The exercise: Each line below is to be written out in full, exactly as shown.
┄┄┄┄┄┄
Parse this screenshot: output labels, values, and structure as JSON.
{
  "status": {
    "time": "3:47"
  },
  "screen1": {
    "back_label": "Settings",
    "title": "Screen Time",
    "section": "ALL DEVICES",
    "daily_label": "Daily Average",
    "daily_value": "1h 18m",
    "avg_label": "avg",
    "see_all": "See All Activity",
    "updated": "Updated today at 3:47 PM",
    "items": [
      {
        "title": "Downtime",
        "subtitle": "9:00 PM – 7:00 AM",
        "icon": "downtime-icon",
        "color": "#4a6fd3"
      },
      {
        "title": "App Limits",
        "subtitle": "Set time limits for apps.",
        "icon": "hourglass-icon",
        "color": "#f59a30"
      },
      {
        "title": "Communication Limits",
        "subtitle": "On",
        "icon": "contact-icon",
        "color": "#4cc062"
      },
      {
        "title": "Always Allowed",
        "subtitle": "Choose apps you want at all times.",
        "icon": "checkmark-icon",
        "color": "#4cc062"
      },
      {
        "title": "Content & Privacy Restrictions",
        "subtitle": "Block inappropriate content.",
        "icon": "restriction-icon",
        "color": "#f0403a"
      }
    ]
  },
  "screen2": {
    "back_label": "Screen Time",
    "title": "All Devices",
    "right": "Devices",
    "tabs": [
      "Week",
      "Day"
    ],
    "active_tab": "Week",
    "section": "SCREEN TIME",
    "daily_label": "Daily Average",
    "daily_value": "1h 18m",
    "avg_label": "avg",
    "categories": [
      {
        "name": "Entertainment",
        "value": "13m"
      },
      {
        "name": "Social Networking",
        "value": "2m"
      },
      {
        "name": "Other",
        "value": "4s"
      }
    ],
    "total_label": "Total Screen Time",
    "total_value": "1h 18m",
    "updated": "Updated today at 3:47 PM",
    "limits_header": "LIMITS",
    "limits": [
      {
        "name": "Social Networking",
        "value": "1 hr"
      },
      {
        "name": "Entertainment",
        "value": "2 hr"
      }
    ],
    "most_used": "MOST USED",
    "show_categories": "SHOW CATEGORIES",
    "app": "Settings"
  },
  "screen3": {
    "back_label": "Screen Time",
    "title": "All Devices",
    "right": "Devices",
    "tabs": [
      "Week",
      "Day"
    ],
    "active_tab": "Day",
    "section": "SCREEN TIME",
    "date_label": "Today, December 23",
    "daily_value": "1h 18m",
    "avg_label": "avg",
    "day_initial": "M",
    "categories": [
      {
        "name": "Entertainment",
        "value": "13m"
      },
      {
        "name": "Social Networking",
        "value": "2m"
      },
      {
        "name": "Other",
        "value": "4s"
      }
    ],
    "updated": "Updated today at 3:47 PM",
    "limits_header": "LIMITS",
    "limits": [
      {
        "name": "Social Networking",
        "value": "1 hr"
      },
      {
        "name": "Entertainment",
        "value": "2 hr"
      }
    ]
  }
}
┄┄┄┄┄┄
Response for this exercise:
Parse this screenshot: output labels, values, and structure as JSON.
{
  "status": {
    "time": "3:47"
  },
  "screen1": {
    "back_label": "Settings",
    "title": "Screen Time",
    "section": "ALL DEVICES",
    "daily_label": "Daily Average",
    "daily_value": "1h 18m",
    "avg_label": "avg",
    "see_all": "See All Activity",
    "updated": "Updated today at 3:47 PM",
    "items": [
      {
        "title": "Downtime",
        "subtitle": "9:00 PM – 7:00 AM",
        "icon": "downtime-icon",
        "color": "#4a6fd3"
      },
      {
        "title": "App Limits",
        "subtitle": "Set time limits for apps.",
        "icon": "hourglass-icon",
        "color": "#f59a30"
      },
      {
        "title": "Communication Limits",
        "subtitle": "On",
        "icon": "contact-icon",
        "color": "#4cc062"
      },
      {
        "title": "Always Allowed",
        "subtitle": "Choose apps you want at all times.",
        "icon": "checkmark-icon",
        "color": "#4cc062"
      },
      {
        "title": "Content & Privacy Restrictions",
        "subtitle": "Block inappropriate content.",
        "icon": "restriction-icon",
        "color": "#f0403a"
      }
    ]
  },
  "screen2": {
    "back_label": "Screen Time",
    "title": "All Devices",
    "right": "Devices",
    "tabs": [
      "Week",
      "Day"
    ],
    "active_tab": "Week",
    "section": "SCREEN TIME",
    "daily_label": "Daily Average",
    "daily_value": "1h 18m",
    "avg_label": "avg",
    "categories": [
      {
        "name": "Entertainment",
        "value": "13m"
      },
      {
        "name": "Social Networking",
        "value": "2m"
      },
      {
        "name": "Other",
        "value": "4s"
      }
    ],
    "total_label": "Total Screen Time",
    "total_value": "1h 18m",
    "updated": "Updated today at 3:47 PM",
    "limits_header": "LIMITS",
    "limits": [
      {
        "name": "Social Networking",
        "value": "1 hr"
      },
      {
        "name": "Entertainment",
        "value": "2 hr"
      }
    ],
    "most_used": "MOST USED",
    "show_categories": "SHOW CATEGORIES",
    "app": "Settings"
  },
  "screen3": {
    "back_label": "Screen Time",
    "title": "All Devices",
    "right": "Devices",
    "tabs": [
      "Week",
      "Day"
    ],
    "active_tab": "Day",
    "section": "SCREEN TIME",
    "date_label": "Today, December 23",
    "daily_value": "1h 18m",
    "avg_label": "avg",
    "day_initial": "M",
    "categories": [
      {
        "name": "Entertainment",
        "value": "13m"
      },
      {
        "name": "Social Networking",
        "value": "2m"
      },
      {
        "name": "Other",
        "value": "4s"
      }
    ],
    "updated": "Updated today at 3:47 PM",
    "limits_header": "LIMITS",
    "limits": [
      {
        "name": "Social Networking",
        "value": "1 hr"
      },
      {
        "name": "Entertainment",
        "value": "2 hr"
      }
    ]
  }
}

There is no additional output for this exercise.